#### [Task objective]
Retype each entry below exactly as it stands.

#### [Listed records]

++++++

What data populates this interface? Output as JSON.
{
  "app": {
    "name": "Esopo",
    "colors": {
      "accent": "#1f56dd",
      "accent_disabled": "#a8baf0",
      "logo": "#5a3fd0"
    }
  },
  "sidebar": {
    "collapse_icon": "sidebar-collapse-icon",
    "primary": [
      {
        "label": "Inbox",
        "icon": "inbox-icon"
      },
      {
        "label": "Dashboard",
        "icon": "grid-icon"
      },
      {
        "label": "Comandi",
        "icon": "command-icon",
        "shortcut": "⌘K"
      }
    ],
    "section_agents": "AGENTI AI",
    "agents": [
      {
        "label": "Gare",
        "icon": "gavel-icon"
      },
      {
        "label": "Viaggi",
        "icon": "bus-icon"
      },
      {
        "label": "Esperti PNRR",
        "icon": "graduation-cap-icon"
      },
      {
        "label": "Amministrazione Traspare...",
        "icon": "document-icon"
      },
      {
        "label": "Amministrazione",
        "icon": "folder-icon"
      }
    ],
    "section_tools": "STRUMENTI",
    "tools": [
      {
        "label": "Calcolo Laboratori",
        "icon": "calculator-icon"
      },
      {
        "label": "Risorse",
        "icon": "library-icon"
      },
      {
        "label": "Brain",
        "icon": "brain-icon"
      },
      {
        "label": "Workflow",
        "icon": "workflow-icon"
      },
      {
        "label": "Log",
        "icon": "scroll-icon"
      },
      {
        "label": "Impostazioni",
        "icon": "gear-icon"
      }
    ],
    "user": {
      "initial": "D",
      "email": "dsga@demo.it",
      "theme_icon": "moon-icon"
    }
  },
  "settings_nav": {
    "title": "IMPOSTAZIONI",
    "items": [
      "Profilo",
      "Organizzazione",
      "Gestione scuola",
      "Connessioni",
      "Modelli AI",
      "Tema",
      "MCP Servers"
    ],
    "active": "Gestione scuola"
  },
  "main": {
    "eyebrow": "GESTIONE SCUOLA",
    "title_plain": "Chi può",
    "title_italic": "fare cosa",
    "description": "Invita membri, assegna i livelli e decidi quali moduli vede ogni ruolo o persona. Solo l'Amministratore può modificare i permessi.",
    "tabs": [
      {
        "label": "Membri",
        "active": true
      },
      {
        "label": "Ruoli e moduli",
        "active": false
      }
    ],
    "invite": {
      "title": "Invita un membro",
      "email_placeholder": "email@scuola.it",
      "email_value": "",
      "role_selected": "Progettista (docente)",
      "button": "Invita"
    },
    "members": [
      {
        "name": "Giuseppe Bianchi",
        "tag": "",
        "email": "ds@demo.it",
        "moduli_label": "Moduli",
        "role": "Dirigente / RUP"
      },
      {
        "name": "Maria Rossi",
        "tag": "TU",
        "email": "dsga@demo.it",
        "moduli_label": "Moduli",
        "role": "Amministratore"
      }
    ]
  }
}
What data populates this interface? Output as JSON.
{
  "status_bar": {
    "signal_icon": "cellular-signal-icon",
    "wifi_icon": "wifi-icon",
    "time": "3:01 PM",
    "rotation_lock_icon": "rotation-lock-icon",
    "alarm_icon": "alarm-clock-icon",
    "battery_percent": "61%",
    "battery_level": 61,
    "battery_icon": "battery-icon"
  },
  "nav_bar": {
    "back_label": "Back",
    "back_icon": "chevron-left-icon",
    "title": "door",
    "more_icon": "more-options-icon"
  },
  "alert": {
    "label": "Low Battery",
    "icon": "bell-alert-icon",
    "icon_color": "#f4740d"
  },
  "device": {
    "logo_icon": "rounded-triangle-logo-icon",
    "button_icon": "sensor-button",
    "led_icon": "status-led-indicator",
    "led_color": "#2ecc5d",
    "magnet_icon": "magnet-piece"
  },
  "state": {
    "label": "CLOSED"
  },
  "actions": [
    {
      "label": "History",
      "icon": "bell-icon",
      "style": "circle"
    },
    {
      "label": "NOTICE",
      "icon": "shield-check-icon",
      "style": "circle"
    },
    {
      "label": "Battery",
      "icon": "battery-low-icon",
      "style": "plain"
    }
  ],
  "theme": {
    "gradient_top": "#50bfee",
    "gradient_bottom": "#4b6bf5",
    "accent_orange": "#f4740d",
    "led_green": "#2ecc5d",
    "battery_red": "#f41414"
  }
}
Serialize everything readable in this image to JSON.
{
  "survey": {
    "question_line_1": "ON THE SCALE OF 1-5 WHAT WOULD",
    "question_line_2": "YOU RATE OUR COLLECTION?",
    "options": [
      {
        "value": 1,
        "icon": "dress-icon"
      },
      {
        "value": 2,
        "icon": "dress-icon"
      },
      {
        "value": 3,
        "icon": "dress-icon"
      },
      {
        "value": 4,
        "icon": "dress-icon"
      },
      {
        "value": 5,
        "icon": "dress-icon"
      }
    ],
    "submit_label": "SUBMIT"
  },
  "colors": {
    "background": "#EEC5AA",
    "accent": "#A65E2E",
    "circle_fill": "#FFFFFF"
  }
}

++++++

#### [Solution for this exercise]
What data populates this interface? Output as JSON.
{
  "app": {
    "name": "Esopo",
    "colors": {
      "accent": "#1f56dd",
      "accent_disabled": "#a8baf0",
      "logo": "#5a3fd0"
    }
  },
  "sidebar": {
    "collapse_icon": "sidebar-collapse-icon",
    "primary": [
      {
        "label": "Inbox",
        "icon": "inbox-icon"
      },
      {
        "label": "Dashboard",
        "icon": "grid-icon"
      },
      {
        "label": "Comandi",
        "icon": "command-icon",
        "shortcut": "⌘K"
      }
    ],
    "section_agents": "AGENTI AI",
    "agents": [
      {
        "label": "Gare",
        "icon": "gavel-icon"
      },
      {
        "label": "Viaggi",
        "icon": "bus-icon"
      },
      {
        "label": "Esperti PNRR",
        "icon": "graduation-cap-icon"
      },
      {
        "label": "Amministrazione Traspare...",
        "icon": "document-icon"
      },
      {
        "label": "Amministrazione",
        "icon": "folder-icon"
      }
    ],
    "section_tools": "STRUMENTI",
    "tools": [
      {
        "label": "Calcolo Laboratori",
        "icon": "calculator-icon"
      },
      {
        "label": "Risorse",
        "icon": "library-icon"
      },
      {
        "label": "Brain",
        "icon": "brain-icon"
      },
      {
        "label": "Workflow",
        "icon": "workflow-icon"
      },
      {
        "label": "Log",
        "icon": "scroll-icon"
      },
      {
        "label": "Impostazioni",
        "icon": "gear-icon"
      }
    ],
    "user": {
      "initial": "D",
      "email": "dsga@demo.it",
      "theme_icon": "moon-icon"
    }
  },
  "settings_nav": {
    "title": "IMPOSTAZIONI",
    "items": [
      "Profilo",
      "Organizzazione",
      "Gestione scuola",
      "Connessioni",
      "Modelli AI",
      "Tema",
      "MCP Servers"
    ],
    "active": "Gestione scuola"
  },
  "main": {
    "eyebrow": "GESTIONE SCUOLA",
    "title_plain": "Chi può",
    "title_italic": "fare cosa",
    "description": "Invita membri, assegna i livelli e decidi quali moduli vede ogni ruolo o persona. Solo l'Amministratore può modificare i permessi.",
    "tabs": [
      {
        "label": "Membri",
        "active": true
      },
      {
        "label": "Ruoli e moduli",
        "active": false
      }
    ],
    "invite": {
      "title": "Invita un membro",
      "email_placeholder": "email@scuola.it",
      "email_value": "",
      "role_selected": "Progettista (docente)",
      "button": "Invita"
    },
    "members": [
      {
        "name": "Giuseppe Bianchi",
        "tag": "",
        "email": "ds@demo.it",
        "moduli_label": "Moduli",
        "role": "Dirigente / RUP"
      },
      {
        "name": "Maria Rossi",
        "tag": "TU",
        "email": "dsga@demo.it",
        "moduli_label": "Moduli",
        "role": "Amministratore"
      }
    ]
  }
}
What data populates this interface? Output as JSON.
{
  "status_bar": {
    "signal_icon": "cellular-signal-icon",
    "wifi_icon": "wifi-icon",
    "time": "3:01 PM",
    "rotation_lock_icon": "rotation-lock-icon",
    "alarm_icon": "alarm-clock-icon",
    "battery_percent": "61%",
    "battery_level": 61,
    "battery_icon": "battery-icon"
  },
  "nav_bar": {
    "back_label": "Back",
    "back_icon": "chevron-left-icon",
    "title": "door",
    "more_icon": "more-options-icon"
  },
  "alert": {
    "label": "Low Battery",
    "icon": "bell-alert-icon",
    "icon_color": "#f4740d"
  },
  "device": {
    "logo_icon": "rounded-triangle-logo-icon",
    "button_icon": "sensor-button",
    "led_icon": "status-led-indicator",
    "led_color": "#2ecc5d",
    "magnet_icon": "magnet-piece"
  },
  "state": {
    "label": "CLOSED"
  },
  "actions": [
    {
      "label": "History",
      "icon": "bell-icon",
      "style": "circle"
    },
    {
      "label": "NOTICE",
      "icon": "shield-check-icon",
      "style": "circle"
    },
    {
      "label": "Battery",
      "icon": "battery-low-icon",
      "style": "plain"
    }
  ],
  "theme": {
    "gradient_top": "#50bfee",
    "gradient_bottom": "#4b6bf5",
    "accent_orange": "#f4740d",
    "led_green": "#2ecc5d",
    "battery_red": "#f41414"
  }
}
Serialize everything readable in this image to JSON.
{
  "survey": {
    "question_line_1": "ON THE SCALE OF 1-5 WHAT WOULD",
    "question_line_2": "YOU RATE OUR COLLECTION?",
    "options": [
      {
        "value": 1,
        "icon": "dress-icon"
      },
      {
        "value": 2,
        "icon": "dress-icon"
      },
      {
        "value": 3,
        "icon": "dress-icon"
      },
      {
        "value": 4,
        "icon": "dress-icon"
      },
      {
        "value": 5,
        "icon": "dress-icon"
      }
    ],
    "submit_label": "SUBMIT"
  },
  "colors": {
    "background": "#EEC5AA",
    "accent": "#A65E2E",
    "circle_fill": "#FFFFFF"
  }
}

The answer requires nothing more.